■ Exercise requirements: Copy every line of the data exactly, leaving nothing out.

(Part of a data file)
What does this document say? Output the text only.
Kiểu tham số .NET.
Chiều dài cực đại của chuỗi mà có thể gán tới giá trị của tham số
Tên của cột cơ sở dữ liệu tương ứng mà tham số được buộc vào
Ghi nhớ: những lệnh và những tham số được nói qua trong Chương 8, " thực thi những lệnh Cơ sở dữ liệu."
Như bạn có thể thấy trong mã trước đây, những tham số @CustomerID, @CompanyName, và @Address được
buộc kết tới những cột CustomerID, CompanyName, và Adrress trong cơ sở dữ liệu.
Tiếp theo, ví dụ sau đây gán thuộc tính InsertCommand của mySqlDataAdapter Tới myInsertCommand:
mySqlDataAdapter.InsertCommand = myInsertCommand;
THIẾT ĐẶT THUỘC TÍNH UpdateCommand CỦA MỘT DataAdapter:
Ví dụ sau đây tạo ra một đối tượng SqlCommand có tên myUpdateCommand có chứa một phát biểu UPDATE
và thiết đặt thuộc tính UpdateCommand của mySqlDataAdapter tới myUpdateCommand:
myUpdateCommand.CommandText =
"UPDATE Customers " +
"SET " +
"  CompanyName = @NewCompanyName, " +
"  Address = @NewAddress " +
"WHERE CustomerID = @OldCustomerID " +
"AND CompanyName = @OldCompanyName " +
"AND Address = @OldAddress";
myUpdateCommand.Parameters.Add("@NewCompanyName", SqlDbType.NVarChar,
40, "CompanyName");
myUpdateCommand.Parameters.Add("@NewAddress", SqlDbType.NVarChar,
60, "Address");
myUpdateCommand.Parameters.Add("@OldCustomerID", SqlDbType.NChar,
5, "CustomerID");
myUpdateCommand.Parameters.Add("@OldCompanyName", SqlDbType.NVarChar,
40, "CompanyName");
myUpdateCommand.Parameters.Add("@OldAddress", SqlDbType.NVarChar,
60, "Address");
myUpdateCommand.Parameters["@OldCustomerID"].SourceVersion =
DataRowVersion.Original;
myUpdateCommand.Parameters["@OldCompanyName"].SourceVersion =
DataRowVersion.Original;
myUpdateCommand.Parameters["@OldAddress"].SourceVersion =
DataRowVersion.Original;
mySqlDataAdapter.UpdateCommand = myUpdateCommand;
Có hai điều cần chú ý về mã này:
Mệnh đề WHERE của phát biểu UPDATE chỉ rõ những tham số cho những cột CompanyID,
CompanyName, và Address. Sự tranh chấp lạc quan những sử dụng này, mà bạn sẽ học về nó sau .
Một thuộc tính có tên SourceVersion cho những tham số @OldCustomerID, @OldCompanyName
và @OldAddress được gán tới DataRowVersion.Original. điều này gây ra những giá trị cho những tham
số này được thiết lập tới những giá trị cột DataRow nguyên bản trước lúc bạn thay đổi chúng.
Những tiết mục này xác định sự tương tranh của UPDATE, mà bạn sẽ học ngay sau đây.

■ Complete response:
What does this document say? Output the text only.
Kiểu tham số .NET.
Chiều dài cực đại của chuỗi mà có thể gán tới giá trị của tham số
Tên của cột cơ sở dữ liệu tương ứng mà tham số được buộc vào
Ghi nhớ: những lệnh và những tham số được nói qua trong Chương 8, " thực thi những lệnh Cơ sở dữ liệu."
Như bạn có thể thấy trong mã trước đây, những tham số @CustomerID, @CompanyName, và @Address được
buộc kết tới những cột CustomerID, CompanyName, và Adrress trong cơ sở dữ liệu.
Tiếp theo, ví dụ sau đây gán thuộc tính InsertCommand của mySqlDataAdapter Tới myInsertCommand:
mySqlDataAdapter.InsertCommand = myInsertCommand;
THIẾT ĐẶT THUỘC TÍNH UpdateCommand CỦA MỘT DataAdapter:
Ví dụ sau đây tạo ra một đối tượng SqlCommand có tên myUpdateCommand có chứa một phát biểu UPDATE
và thiết đặt thuộc tính UpdateCommand của mySqlDataAdapter tới myUpdateCommand:
myUpdateCommand.CommandText =
"UPDATE Customers " +
"SET " +
"  CompanyName = @NewCompanyName, " +
"  Address = @NewAddress " +
"WHERE CustomerID = @OldCustomerID " +
"AND CompanyName = @OldCompanyName " +
"AND Address = @OldAddress";
myUpdateCommand.Parameters.Add("@NewCompanyName", SqlDbType.NVarChar,
40, "CompanyName");
myUpdateCommand.Parameters.Add("@NewAddress", SqlDbType.NVarChar,
60, "Address");
myUpdateCommand.Parameters.Add("@OldCustomerID", SqlDbType.NChar,
5, "CustomerID");
myUpdateCommand.Parameters.Add("@OldCompanyName", SqlDbType.NVarChar,
40, "CompanyName");
myUpdateCommand.Parameters.Add("@OldAddress", SqlDbType.NVarChar,
60, "Address");
myUpdateCommand.Parameters["@OldCustomerID"].SourceVersion =
DataRowVersion.Original;
myUpdateCommand.Parameters["@OldCompanyName"].SourceVersion =
DataRowVersion.Original;
myUpdateCommand.Parameters["@OldAddress"].SourceVersion =
DataRowVersion.Original;
mySqlDataAdapter.UpdateCommand = myUpdateCommand;
Có hai điều cần chú ý về mã này:
Mệnh đề WHERE của phát biểu UPDATE chỉ rõ những tham số cho những cột CompanyID,
CompanyName, và Address. Sự tranh chấp lạc quan những sử dụng này, mà bạn sẽ học về nó sau .
Một thuộc tính có tên SourceVersion cho những tham số @OldCustomerID, @OldCompanyName
và @OldAddress được gán tới DataRowVersion.Original. điều này gây ra những giá trị cho những tham
số này được thiết lập tới những giá trị cột DataRow nguyên bản trước lúc bạn thay đổi chúng.
Những tiết mục này xác định sự tương tranh của UPDATE, mà bạn sẽ học ngay sau đây.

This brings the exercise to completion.